→ Stated exercise
Present every line in which the string "установленные" appears.

-- START Materials provided --

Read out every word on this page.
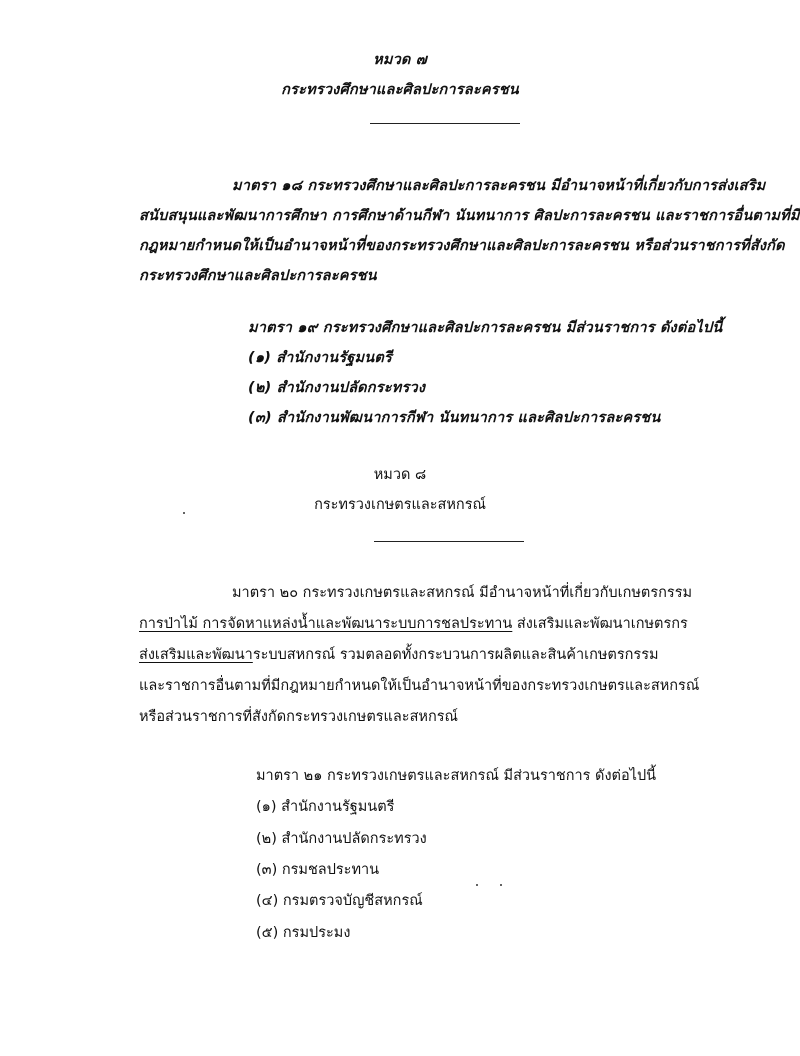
หมวด ๗
กระทรวงศึกษาและศิลปะการละครชน
มาตรา ๑๘ กระทรวงศึกษาและศิลปะการละครชน มีอำนาจหน้าที่เกี่ยวกับการส่งเสริม
สนับสนุนและพัฒนาการศึกษา การศึกษาด้านกีฬา นันทนาการ ศิลปะการละครชน และราชการอื่นตามที่มี
กฎหมายกำหนดให้เป็นอำนาจหน้าที่ของกระทรวงศึกษาและศิลปะการละครชน หรือส่วนราชการที่สังกัด
กระทรวงศึกษาและศิลปะการละครชน
มาตรา ๑๙ กระทรวงศึกษาและศิลปะการละครชน มีส่วนราชการ ดังต่อไปนี้
(๑) สำนักงานรัฐมนตรี
(๒) สำนักงานปลัดกระทรวง
(๓) สำนักงานพัฒนาการกีฬา นันทนาการ และศิลปะการละครชน
หมวด ๘
กระทรวงเกษตรและสหกรณ์
มาตรา ๒๐ กระทรวงเกษตรและสหกรณ์ มีอำนาจหน้าที่เกี่ยวกับเกษตรกรรม
การป่าไม้ การจัดหาแหล่งน้ำและพัฒนาระบบการชลประทาน ส่งเสริมและพัฒนาเกษตรกร
ส่งเสริมและพัฒนาระบบสหกรณ์ รวมตลอดทั้งกระบวนการผลิตและสินค้าเกษตรกรรม
และราชการอื่นตามที่มีกฎหมายกำหนดให้เป็นอำนาจหน้าที่ของกระทรวงเกษตรและสหกรณ์
หรือส่วนราชการที่สังกัดกระทรวงเกษตรและสหกรณ์
มาตรา ๒๑ กระทรวงเกษตรและสหกรณ์ มีส่วนราชการ ดังต่อไปนี้
(๑) สำนักงานรัฐมนตรี
(๒) สำนักงานปลัดกระทรวง
(๓) กรมชลประทาน
(๔) กรมตรวจบัญชีสหกรณ์
(๕) กรมประมง
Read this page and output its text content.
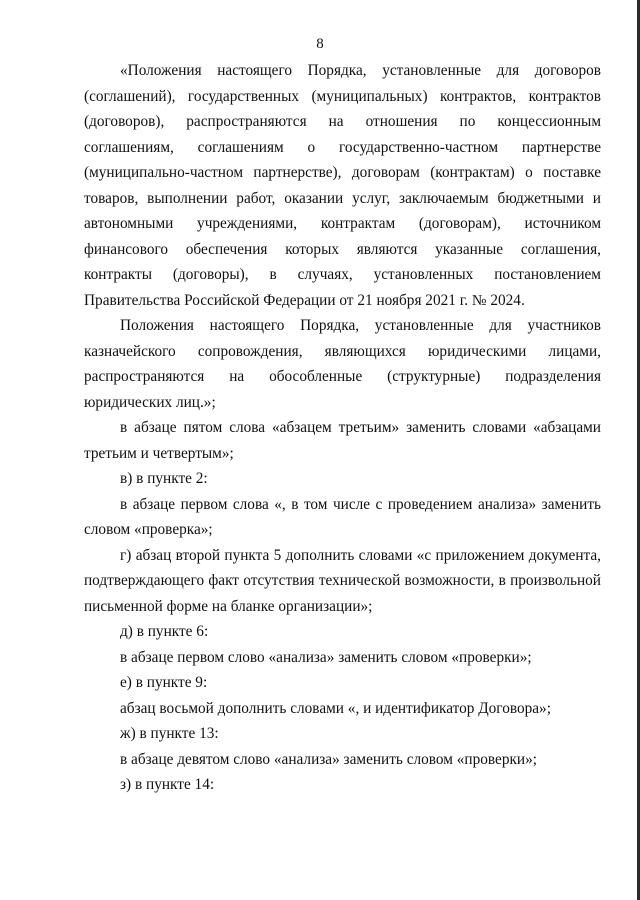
8

«Положения настоящего Порядка, установленные для договоров (соглашений), государственных (муниципальных) контрактов, контрактов (договоров), распространяются на отношения по концессионным соглашениям, соглашениям о государственно-частном партнерстве (муниципально-частном партнерстве), договорам (контрактам) о поставке товаров, выполнении работ, оказании услуг, заключаемым бюджетными и автономными учреждениями, контрактам (договорам), источником финансового обеспечения которых являются указанные соглашения, контракты (договоры), в случаях, установленных постановлением Правительства Российской Федерации от 21 ноября 2021 г. № 2024.

Положения настоящего Порядка, установленные для участников казначейского сопровождения, являющихся юридическими лицами, распространяются на обособленные (структурные) подразделения юридических лиц.»;

в абзаце пятом слова «абзацем третьим» заменить словами «абзацами третьим и четвертым»;

в) в пункте 2:

в абзаце первом слова «, в том числе с проведением анализа» заменить словом «проверка»;

г) абзац второй пункта 5 дополнить словами «с приложением документа, подтверждающего факт отсутствия технической возможности, в произвольной письменной форме на бланке организации»;

д) в пункте 6:

в абзаце первом слово «анализа» заменить словом «проверки»;

е) в пункте 9:

абзац восьмой дополнить словами «, и идентификатор Договора»;

ж) в пункте 13:

в абзаце девятом слово «анализа» заменить словом «проверки»;

з) в пункте 14:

-- END Materials provided --

→ Answer for this exercise
«Положения настоящего Порядка, установленные для договоров (соглашений), государственных (муниципальных) контрактов, контрактов (договоров), распространяются на отношения по концессионным соглашениям, соглашениям о государственно-частном партнерстве (муниципально-частном партнерстве), договорам (контрактам) о поставке товаров, выполнении работ, оказании услуг, заключаемым бюджетными и автономными учреждениями, контрактам (договорам), источником финансового обеспечения которых являются указанные соглашения, контракты (договоры), в случаях, установленных постановлением Правительства Российской Федерации от 21 ноября 2021 г. № 2024.
Положения настоящего Порядка, установленные для участников казначейского сопровождения, являющихся юридическими лицами, распространяются на обособленные (структурные) подразделения юридических лиц.»;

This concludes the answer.